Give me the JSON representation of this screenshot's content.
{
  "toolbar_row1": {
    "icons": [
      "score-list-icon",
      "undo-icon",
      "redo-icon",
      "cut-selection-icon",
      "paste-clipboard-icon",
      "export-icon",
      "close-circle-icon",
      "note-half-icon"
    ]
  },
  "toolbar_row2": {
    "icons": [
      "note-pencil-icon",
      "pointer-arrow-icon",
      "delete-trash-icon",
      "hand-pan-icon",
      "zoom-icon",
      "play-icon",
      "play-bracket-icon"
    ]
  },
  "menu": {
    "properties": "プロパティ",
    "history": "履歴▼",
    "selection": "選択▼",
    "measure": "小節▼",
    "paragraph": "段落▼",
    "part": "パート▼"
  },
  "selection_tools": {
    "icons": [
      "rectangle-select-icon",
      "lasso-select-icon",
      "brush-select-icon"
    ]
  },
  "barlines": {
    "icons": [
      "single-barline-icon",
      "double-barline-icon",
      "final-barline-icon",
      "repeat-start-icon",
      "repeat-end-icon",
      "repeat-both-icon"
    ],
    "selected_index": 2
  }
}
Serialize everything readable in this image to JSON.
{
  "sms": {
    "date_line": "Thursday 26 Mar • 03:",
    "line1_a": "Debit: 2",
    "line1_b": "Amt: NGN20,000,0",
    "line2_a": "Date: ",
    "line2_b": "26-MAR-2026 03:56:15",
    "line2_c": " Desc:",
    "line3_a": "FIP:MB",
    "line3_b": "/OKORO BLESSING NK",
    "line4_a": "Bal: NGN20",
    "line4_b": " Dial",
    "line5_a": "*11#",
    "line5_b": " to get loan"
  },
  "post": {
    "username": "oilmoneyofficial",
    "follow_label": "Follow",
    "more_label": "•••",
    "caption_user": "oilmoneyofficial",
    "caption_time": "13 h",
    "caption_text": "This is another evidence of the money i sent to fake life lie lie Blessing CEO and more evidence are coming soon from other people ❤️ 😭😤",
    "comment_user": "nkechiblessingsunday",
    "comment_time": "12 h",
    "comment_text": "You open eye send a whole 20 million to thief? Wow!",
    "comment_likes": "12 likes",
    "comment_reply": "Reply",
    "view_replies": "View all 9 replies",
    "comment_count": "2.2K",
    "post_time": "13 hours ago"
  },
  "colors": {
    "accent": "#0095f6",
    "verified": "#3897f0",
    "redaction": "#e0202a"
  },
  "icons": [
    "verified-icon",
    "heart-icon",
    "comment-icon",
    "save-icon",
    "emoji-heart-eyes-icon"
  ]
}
+++
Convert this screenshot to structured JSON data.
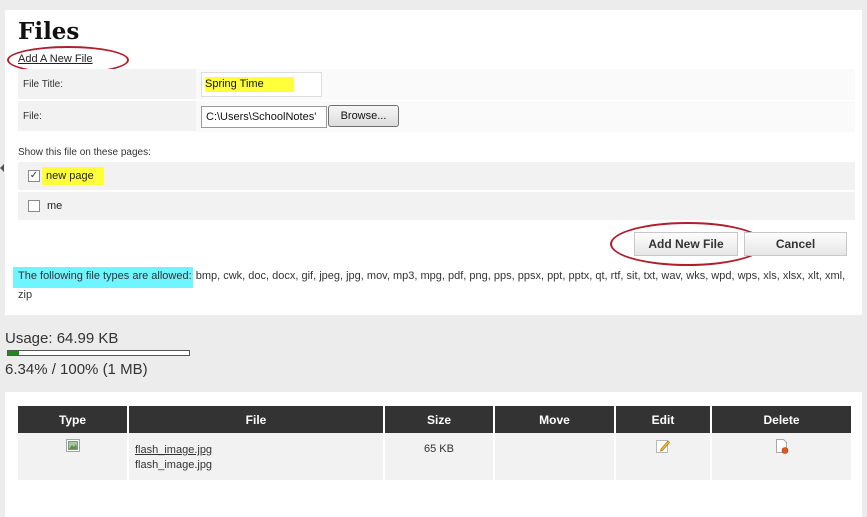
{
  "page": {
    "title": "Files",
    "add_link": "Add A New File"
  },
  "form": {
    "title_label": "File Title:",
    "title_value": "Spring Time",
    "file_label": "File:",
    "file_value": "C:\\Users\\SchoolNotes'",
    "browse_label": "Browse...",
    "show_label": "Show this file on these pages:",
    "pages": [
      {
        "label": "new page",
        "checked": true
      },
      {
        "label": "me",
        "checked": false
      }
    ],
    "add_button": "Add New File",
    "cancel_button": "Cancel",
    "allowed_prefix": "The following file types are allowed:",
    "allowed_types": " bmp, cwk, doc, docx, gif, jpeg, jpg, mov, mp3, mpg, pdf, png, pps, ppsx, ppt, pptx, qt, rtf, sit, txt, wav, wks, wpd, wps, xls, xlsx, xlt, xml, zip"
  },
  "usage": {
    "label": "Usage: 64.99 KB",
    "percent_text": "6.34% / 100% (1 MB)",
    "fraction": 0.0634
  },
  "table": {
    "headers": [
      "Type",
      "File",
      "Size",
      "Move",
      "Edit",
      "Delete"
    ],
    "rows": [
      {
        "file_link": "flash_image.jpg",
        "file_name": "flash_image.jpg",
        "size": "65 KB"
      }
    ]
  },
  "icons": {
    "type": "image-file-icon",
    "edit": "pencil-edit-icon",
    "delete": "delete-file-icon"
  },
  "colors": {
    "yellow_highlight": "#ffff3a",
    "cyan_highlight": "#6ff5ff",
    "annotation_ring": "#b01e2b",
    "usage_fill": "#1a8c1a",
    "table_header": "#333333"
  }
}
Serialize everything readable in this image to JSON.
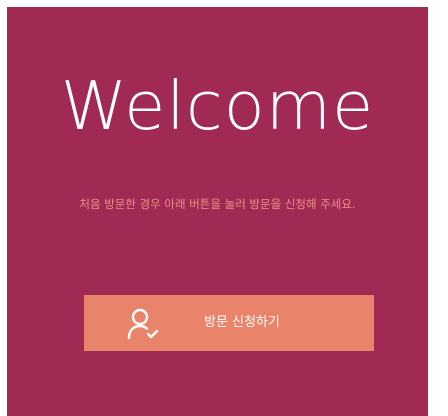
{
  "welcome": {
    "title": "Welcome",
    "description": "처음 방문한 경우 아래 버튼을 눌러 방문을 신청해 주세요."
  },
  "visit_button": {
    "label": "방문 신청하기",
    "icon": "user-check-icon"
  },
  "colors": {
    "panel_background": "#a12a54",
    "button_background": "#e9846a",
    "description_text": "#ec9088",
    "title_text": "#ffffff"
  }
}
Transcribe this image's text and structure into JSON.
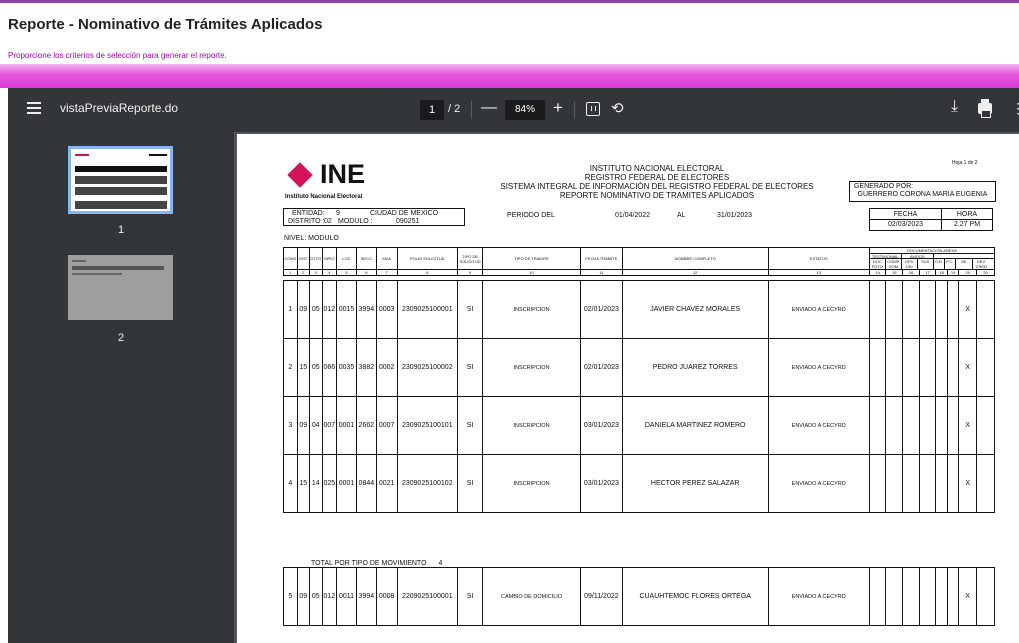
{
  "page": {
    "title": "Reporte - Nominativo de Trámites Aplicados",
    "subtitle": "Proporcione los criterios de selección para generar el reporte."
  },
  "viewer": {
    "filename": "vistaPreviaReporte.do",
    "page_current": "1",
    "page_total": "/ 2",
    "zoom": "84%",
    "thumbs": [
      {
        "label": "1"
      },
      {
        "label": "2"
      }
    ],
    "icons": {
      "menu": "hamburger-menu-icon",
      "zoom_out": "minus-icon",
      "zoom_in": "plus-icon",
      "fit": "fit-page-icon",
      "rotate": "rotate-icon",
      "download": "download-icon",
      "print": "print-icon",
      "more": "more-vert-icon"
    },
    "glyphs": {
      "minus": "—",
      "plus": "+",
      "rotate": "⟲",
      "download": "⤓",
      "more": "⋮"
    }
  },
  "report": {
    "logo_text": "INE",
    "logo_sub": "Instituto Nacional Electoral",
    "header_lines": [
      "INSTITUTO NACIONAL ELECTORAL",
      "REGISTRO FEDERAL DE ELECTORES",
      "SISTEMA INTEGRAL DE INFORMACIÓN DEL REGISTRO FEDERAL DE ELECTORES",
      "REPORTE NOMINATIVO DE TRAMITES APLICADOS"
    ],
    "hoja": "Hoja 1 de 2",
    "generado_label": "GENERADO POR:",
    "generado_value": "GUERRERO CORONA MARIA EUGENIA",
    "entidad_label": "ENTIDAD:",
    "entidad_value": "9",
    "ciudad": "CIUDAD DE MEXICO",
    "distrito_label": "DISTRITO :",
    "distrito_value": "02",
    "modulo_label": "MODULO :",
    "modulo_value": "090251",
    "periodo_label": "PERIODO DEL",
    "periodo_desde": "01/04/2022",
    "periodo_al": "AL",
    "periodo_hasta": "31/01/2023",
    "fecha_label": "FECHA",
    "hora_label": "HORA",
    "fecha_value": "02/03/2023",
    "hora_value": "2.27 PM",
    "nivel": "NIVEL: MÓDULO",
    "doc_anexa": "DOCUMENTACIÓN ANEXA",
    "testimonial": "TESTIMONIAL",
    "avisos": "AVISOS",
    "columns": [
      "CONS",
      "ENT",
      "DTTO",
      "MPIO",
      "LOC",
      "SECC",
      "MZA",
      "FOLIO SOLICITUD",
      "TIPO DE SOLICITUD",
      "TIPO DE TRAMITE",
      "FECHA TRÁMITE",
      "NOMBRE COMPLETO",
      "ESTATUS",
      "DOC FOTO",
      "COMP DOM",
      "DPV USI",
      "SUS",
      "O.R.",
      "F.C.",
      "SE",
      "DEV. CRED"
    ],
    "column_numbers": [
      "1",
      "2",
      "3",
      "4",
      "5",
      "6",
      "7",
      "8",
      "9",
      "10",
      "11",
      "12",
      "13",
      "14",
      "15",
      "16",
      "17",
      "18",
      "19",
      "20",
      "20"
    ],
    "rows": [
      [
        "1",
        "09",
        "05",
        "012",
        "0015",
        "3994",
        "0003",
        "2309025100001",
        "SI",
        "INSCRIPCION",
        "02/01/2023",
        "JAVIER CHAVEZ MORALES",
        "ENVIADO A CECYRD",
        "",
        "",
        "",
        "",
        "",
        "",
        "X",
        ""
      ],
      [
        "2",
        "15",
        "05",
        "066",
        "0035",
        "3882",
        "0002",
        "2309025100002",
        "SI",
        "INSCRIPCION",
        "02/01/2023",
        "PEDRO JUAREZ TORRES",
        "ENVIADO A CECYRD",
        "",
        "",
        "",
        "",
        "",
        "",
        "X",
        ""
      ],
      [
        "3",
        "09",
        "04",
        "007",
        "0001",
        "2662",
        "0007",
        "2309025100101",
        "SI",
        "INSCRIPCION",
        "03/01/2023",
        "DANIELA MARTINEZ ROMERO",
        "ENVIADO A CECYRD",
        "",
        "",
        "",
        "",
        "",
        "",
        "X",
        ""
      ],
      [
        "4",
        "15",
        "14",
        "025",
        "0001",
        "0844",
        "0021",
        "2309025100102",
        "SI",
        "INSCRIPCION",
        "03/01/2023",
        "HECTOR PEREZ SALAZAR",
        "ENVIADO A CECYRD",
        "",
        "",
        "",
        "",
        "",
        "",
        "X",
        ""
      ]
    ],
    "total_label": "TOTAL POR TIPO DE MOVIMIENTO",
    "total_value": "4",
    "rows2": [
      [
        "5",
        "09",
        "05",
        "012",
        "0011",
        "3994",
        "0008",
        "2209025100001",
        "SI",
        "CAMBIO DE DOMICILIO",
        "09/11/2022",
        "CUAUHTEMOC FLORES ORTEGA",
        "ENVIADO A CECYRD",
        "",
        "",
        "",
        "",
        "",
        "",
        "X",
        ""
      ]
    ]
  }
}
+++
→ **What you are asked to do**: Each line holding "FEDERAL" must be found and copied.

→ **Solution to the problem**:
      "REGISTRO FEDERAL DE ELECTORES",
      "SISTEMA INTEGRAL DE INFORMACIÓN DEL REGISTRO FEDERAL DE ELECTORES",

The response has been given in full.